WHAT NEEDS TO BE DONE –
Leave out every picture, then transcribe the rest of the listing exactly.

Saved entries:
..............................
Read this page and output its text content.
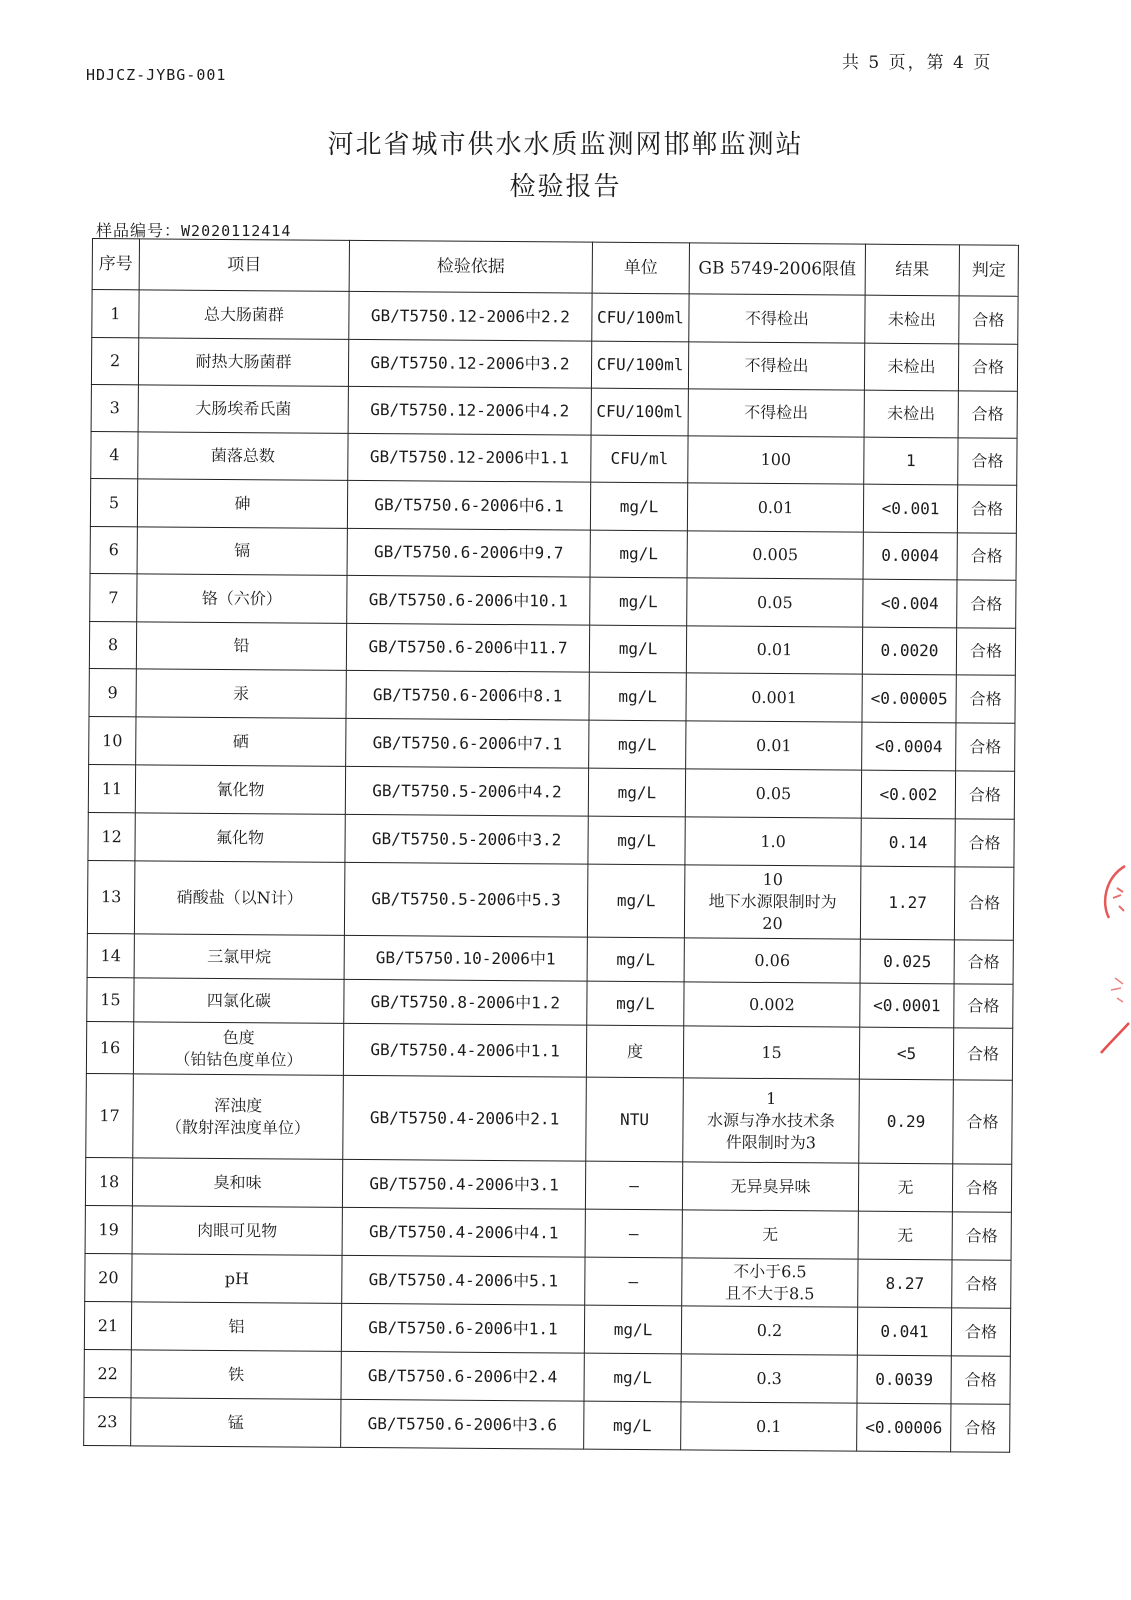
HDJCZ-JYBG-001
共 5 页，第 4 页
河北省城市供水水质监测网邯郸监测站
检验报告
样品编号：W2020112414
序号	项目	检验依据	单位	GB 5749-2006限值	结果	判定
1	总大肠菌群	GB/T5750.12-2006中2.2	CFU/100ml	不得检出	未检出	合格
2	耐热大肠菌群	GB/T5750.12-2006中3.2	CFU/100ml	不得检出	未检出	合格
3	大肠埃希氏菌	GB/T5750.12-2006中4.2	CFU/100ml	不得检出	未检出	合格
4	菌落总数	GB/T5750.12-2006中1.1	CFU/ml	100	1	合格
5	砷	GB/T5750.6-2006中6.1	mg/L	0.01	<0.001	合格
6	镉	GB/T5750.6-2006中9.7	mg/L	0.005	0.0004	合格
7	铬（六价）	GB/T5750.6-2006中10.1	mg/L	0.05	<0.004	合格
8	铅	GB/T5750.6-2006中11.7	mg/L	0.01	0.0020	合格
9	汞	GB/T5750.6-2006中8.1	mg/L	0.001	<0.00005	合格
10	硒	GB/T5750.6-2006中7.1	mg/L	0.01	<0.0004	合格
11	氰化物	GB/T5750.5-2006中4.2	mg/L	0.05	<0.002	合格
12	氟化物	GB/T5750.5-2006中3.2	mg/L	1.0	0.14	合格
13	硝酸盐（以N计）	GB/T5750.5-2006中5.3	mg/L	10
地下水源限制时为
20	1.27	合格
14	三氯甲烷	GB/T5750.10-2006中1	mg/L	0.06	0.025	合格
15	四氯化碳	GB/T5750.8-2006中1.2	mg/L	0.002	<0.0001	合格
16	色度
（铂钴色度单位）	GB/T5750.4-2006中1.1	度	15	<5	合格
17	浑浊度
（散射浑浊度单位）	GB/T5750.4-2006中2.1	NTU	1
水源与净水技术条
件限制时为3	0.29	合格
18	臭和味	GB/T5750.4-2006中3.1	—	无异臭异味	无	合格
19	肉眼可见物	GB/T5750.4-2006中4.1	—	无	无	合格
20	pH	GB/T5750.4-2006中5.1	—	不小于6.5
且不大于8.5	8.27	合格
21	铝	GB/T5750.6-2006中1.1	mg/L	0.2	0.041	合格
22	铁	GB/T5750.6-2006中2.4	mg/L	0.3	0.0039	合格
23	锰	GB/T5750.6-2006中3.6	mg/L	0.1	<0.00006	合格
..............................
ANSWER –
Read this page and output its text content.
HDJCZ-JYBG-001
共 5 页，第 4 页
河北省城市供水水质监测网邯郸监测站
检验报告
样品编号：W2020112414
序号	项目	检验依据	单位	GB 5749-2006限值	结果	判定
1	总大肠菌群	GB/T5750.12-2006中2.2	CFU/100ml	不得检出	未检出	合格
2	耐热大肠菌群	GB/T5750.12-2006中3.2	CFU/100ml	不得检出	未检出	合格
3	大肠埃希氏菌	GB/T5750.12-2006中4.2	CFU/100ml	不得检出	未检出	合格
4	菌落总数	GB/T5750.12-2006中1.1	CFU/ml	100	1	合格
5	砷	GB/T5750.6-2006中6.1	mg/L	0.01	<0.001	合格
6	镉	GB/T5750.6-2006中9.7	mg/L	0.005	0.0004	合格
7	铬（六价）	GB/T5750.6-2006中10.1	mg/L	0.05	<0.004	合格
8	铅	GB/T5750.6-2006中11.7	mg/L	0.01	0.0020	合格
9	汞	GB/T5750.6-2006中8.1	mg/L	0.001	<0.00005	合格
10	硒	GB/T5750.6-2006中7.1	mg/L	0.01	<0.0004	合格
11	氰化物	GB/T5750.5-2006中4.2	mg/L	0.05	<0.002	合格
12	氟化物	GB/T5750.5-2006中3.2	mg/L	1.0	0.14	合格
13	硝酸盐（以N计）	GB/T5750.5-2006中5.3	mg/L	10
地下水源限制时为
20	1.27	合格
14	三氯甲烷	GB/T5750.10-2006中1	mg/L	0.06	0.025	合格
15	四氯化碳	GB/T5750.8-2006中1.2	mg/L	0.002	<0.0001	合格
16	色度
（铂钴色度单位）	GB/T5750.4-2006中1.1	度	15	<5	合格
17	浑浊度
（散射浑浊度单位）	GB/T5750.4-2006中2.1	NTU	1
水源与净水技术条
件限制时为3	0.29	合格
18	臭和味	GB/T5750.4-2006中3.1	—	无异臭异味	无	合格
19	肉眼可见物	GB/T5750.4-2006中4.1	—	无	无	合格
20	pH	GB/T5750.4-2006中5.1	—	不小于6.5
且不大于8.5	8.27	合格
21	铝	GB/T5750.6-2006中1.1	mg/L	0.2	0.041	合格
22	铁	GB/T5750.6-2006中2.4	mg/L	0.3	0.0039	合格
23	锰	GB/T5750.6-2006中3.6	mg/L	0.1	<0.00006	合格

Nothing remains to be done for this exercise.